* _Your task_
Scan the material below for the string "Logan", and copy every line where it shows up.

Entries from a dataset:
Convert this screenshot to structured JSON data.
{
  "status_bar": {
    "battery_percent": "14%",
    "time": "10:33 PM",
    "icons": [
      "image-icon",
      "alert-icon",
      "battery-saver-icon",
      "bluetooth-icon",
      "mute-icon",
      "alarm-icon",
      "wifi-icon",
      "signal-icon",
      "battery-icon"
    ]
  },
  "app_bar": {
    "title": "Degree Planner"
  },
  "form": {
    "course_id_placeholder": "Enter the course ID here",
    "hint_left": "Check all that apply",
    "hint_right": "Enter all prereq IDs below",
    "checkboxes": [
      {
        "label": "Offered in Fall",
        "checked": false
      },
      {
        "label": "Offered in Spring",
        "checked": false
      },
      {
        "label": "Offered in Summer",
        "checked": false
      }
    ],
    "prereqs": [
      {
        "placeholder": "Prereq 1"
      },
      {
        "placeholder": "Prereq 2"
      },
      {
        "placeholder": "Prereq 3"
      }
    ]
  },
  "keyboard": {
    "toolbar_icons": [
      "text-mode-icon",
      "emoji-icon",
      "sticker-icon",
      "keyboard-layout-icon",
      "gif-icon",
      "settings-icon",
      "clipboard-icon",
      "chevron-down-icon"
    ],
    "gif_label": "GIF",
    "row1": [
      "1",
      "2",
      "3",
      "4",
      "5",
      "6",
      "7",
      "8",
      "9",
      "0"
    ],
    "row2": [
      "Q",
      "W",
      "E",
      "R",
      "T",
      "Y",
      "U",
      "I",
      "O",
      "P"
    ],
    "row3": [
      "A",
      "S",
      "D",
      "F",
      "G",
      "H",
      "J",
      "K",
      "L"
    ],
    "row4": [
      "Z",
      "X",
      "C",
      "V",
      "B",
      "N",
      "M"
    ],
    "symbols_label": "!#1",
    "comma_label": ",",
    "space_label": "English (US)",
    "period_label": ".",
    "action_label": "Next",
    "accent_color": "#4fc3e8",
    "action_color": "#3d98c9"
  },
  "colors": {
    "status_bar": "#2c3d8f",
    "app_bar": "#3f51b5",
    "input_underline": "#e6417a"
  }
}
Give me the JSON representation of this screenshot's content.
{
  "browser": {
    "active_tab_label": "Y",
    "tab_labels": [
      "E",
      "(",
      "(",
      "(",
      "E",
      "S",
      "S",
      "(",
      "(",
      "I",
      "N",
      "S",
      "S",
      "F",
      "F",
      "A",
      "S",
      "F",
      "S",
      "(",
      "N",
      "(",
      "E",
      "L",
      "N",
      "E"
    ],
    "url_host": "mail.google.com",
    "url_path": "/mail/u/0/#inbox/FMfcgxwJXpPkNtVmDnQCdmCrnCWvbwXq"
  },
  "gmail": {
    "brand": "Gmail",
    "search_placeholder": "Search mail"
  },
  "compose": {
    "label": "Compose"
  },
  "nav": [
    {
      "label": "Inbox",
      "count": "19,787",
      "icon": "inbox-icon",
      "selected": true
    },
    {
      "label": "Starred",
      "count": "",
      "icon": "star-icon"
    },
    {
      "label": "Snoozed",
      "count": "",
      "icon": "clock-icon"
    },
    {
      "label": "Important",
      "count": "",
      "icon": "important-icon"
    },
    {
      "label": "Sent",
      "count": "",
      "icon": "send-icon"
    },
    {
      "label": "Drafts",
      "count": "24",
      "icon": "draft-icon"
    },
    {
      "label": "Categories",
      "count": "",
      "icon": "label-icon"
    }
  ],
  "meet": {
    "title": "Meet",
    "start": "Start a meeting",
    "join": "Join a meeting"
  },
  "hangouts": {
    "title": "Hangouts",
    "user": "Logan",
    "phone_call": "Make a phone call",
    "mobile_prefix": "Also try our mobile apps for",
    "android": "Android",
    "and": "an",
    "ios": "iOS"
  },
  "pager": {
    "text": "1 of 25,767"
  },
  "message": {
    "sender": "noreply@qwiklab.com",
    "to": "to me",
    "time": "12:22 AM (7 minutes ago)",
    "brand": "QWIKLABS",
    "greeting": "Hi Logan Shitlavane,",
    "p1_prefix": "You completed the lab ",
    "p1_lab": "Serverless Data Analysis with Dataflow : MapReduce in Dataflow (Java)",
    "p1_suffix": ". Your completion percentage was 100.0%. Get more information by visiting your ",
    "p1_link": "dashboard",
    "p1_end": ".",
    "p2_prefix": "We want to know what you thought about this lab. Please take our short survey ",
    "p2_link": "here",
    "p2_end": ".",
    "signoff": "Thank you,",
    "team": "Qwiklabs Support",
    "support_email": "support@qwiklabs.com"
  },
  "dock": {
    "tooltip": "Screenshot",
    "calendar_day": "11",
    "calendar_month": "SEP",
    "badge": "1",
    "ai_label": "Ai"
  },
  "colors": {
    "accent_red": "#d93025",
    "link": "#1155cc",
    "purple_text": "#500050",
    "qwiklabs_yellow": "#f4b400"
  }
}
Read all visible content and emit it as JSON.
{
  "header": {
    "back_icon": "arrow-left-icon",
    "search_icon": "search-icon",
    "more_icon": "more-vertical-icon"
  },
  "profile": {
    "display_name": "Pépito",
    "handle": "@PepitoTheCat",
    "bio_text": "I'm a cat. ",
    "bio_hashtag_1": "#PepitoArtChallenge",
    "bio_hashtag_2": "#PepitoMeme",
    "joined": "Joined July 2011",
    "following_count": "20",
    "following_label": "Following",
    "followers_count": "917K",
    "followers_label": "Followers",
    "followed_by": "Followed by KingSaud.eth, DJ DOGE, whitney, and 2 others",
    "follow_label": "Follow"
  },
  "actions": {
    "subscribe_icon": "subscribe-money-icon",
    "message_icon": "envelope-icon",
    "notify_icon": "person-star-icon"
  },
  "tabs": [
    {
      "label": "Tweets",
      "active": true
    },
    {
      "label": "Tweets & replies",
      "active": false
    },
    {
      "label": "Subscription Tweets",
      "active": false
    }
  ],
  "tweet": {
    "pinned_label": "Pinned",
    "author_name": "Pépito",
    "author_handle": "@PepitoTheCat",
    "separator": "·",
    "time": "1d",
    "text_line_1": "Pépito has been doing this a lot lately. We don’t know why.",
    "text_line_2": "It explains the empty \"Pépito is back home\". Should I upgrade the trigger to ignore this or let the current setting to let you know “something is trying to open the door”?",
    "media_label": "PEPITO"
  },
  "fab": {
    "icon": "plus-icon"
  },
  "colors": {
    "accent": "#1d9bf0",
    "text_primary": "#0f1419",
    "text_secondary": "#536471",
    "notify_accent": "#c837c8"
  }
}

* _Result of the exercise_
    "user": "Logan",
    "greeting": "Hi Logan Shitlavane,",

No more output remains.